_Stored data_:

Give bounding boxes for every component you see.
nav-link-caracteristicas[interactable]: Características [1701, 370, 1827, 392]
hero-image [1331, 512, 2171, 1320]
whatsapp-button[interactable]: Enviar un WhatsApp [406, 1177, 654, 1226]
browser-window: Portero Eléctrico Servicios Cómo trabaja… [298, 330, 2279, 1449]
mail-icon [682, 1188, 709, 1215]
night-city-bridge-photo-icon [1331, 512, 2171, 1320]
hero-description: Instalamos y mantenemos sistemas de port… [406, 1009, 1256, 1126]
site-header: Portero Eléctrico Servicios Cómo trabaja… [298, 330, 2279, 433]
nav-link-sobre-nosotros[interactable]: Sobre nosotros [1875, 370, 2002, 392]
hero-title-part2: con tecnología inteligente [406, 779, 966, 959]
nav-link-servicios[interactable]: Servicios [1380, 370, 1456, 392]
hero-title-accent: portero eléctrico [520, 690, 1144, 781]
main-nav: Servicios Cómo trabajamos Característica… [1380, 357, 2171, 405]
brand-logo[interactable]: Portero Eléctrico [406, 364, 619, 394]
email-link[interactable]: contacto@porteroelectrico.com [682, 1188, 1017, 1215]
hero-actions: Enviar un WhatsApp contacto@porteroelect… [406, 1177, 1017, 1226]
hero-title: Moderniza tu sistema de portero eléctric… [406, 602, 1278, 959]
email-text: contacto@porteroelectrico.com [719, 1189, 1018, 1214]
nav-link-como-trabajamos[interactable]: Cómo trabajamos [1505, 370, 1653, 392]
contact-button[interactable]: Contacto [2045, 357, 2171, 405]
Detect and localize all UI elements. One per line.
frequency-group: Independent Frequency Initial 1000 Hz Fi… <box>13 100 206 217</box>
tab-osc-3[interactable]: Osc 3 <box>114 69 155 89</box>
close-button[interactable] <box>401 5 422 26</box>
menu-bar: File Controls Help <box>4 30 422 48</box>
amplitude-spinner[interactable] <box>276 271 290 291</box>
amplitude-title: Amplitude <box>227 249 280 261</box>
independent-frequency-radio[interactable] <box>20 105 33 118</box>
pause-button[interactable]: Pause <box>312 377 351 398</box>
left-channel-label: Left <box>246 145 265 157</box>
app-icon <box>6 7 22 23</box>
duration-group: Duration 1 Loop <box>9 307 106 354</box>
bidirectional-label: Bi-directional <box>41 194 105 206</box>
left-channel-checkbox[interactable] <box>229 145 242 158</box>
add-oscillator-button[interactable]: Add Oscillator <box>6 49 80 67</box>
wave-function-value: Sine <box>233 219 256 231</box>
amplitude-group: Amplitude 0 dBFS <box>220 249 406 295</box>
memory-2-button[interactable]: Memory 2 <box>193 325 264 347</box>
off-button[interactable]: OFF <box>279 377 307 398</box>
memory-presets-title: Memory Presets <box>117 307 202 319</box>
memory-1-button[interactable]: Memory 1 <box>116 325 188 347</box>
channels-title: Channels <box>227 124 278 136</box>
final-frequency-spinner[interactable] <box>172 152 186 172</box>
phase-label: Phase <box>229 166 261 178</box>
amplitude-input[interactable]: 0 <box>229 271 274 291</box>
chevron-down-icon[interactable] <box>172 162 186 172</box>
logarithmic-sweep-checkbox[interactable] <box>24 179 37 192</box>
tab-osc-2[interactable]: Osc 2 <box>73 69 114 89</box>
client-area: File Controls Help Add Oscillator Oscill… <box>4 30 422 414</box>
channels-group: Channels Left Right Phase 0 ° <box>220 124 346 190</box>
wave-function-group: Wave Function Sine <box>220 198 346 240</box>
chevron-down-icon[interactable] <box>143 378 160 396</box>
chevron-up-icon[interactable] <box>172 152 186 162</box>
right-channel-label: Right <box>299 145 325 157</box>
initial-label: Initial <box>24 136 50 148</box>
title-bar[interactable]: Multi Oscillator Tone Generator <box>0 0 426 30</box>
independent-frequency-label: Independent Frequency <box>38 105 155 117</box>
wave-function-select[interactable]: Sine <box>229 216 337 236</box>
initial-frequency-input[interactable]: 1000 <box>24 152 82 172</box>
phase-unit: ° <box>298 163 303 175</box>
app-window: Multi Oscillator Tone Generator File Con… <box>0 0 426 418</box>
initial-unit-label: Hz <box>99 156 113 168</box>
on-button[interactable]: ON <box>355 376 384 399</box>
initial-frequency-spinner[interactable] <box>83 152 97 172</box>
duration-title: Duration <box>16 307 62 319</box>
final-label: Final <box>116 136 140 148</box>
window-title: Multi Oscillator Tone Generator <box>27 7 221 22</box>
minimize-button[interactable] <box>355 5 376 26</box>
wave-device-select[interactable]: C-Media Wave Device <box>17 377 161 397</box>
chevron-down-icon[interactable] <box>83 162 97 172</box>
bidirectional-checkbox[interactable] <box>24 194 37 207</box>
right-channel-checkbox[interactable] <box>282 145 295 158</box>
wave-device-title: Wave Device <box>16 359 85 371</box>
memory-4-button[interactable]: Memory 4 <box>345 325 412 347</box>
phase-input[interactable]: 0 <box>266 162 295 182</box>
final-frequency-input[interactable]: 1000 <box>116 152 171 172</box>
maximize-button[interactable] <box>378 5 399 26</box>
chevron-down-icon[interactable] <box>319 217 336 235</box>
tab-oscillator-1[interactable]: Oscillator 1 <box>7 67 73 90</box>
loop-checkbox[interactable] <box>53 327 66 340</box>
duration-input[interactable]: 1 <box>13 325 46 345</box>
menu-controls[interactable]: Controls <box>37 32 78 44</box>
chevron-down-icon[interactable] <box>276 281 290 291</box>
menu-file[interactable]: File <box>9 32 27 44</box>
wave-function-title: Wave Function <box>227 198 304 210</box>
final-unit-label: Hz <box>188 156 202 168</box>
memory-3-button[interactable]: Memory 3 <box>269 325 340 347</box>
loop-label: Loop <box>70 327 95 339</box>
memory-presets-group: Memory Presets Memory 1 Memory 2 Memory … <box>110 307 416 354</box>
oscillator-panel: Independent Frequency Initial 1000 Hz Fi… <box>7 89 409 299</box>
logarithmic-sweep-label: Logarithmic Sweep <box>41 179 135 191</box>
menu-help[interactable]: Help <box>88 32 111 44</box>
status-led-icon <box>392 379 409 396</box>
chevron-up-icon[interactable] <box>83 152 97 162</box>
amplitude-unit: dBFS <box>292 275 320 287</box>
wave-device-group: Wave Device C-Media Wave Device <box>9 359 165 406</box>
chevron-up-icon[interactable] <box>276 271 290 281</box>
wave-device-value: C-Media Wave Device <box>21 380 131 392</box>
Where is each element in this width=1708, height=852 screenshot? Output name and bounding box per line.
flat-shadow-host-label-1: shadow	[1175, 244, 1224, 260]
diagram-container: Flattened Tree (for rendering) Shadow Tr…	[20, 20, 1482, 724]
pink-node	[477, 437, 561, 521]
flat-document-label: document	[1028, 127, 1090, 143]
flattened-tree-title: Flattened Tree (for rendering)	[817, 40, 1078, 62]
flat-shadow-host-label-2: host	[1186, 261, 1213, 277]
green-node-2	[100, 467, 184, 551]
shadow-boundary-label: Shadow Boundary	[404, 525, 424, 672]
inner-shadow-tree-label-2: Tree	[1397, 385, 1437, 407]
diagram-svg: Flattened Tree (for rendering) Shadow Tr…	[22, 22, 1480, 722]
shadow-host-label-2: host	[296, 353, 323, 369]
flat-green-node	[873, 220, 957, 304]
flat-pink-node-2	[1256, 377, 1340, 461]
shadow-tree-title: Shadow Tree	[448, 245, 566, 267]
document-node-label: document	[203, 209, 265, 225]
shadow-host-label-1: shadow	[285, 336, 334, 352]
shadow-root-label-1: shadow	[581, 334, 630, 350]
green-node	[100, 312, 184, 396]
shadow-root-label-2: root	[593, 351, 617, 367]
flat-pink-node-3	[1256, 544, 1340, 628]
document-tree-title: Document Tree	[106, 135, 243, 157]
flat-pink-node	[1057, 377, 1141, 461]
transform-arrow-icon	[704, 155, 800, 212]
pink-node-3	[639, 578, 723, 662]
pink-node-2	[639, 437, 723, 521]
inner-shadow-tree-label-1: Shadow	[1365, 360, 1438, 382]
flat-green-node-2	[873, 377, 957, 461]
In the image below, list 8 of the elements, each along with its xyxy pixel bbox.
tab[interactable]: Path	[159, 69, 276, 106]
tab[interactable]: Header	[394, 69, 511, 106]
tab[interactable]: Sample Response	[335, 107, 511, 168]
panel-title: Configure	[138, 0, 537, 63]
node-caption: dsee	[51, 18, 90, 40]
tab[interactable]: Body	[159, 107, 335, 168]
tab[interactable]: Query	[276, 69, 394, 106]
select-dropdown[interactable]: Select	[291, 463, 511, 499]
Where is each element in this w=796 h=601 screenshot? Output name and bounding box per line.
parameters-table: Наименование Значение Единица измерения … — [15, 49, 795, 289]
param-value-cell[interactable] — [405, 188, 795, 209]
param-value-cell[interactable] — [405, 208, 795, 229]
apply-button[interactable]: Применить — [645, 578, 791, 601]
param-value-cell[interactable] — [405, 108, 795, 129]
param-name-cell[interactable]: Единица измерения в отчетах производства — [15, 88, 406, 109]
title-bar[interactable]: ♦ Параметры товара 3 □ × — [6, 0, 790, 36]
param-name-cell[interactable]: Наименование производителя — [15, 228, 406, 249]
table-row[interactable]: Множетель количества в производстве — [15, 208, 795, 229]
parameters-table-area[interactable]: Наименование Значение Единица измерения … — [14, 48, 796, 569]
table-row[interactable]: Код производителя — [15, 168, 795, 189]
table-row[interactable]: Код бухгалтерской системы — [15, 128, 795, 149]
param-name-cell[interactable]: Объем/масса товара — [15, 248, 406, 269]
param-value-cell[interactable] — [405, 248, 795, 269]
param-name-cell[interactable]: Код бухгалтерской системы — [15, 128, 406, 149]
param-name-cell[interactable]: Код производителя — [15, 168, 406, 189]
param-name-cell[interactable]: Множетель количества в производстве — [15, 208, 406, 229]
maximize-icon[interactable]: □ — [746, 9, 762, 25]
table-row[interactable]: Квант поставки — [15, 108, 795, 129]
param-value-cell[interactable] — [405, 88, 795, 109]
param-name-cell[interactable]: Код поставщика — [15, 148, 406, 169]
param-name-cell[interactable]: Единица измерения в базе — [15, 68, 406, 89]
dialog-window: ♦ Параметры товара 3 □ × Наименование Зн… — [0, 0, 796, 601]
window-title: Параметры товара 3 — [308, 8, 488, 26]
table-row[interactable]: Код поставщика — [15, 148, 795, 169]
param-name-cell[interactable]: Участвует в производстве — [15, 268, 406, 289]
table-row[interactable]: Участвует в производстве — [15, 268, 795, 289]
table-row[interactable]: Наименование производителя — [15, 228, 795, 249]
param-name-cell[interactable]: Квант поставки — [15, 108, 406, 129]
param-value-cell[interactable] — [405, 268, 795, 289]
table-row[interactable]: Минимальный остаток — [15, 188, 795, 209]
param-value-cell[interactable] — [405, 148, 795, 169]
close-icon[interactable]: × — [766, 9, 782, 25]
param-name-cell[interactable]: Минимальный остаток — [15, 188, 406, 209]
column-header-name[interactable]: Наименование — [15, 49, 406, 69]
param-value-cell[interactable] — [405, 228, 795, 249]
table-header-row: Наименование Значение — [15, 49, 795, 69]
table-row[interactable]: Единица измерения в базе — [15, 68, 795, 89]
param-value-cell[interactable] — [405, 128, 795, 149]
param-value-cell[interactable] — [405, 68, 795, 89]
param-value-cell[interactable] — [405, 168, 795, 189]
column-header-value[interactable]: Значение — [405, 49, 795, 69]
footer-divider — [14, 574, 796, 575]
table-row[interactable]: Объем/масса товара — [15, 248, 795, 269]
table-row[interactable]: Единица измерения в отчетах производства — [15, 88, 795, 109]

_Given exercise_:
Copy everything from the first line of the listing down to the line containing "night-city-bridge-photo-icon [1331, 512, 2171, 1320]", including both of those lines.

_Worked solution_:
Give bounding boxes for every component you see.
nav-link-caracteristicas[interactable]: Características [1701, 370, 1827, 392]
hero-image [1331, 512, 2171, 1320]
whatsapp-button[interactable]: Enviar un WhatsApp [406, 1177, 654, 1226]
browser-window: Portero Eléctrico Servicios Cómo trabaja… [298, 330, 2279, 1449]
mail-icon [682, 1188, 709, 1215]
night-city-bridge-photo-icon [1331, 512, 2171, 1320]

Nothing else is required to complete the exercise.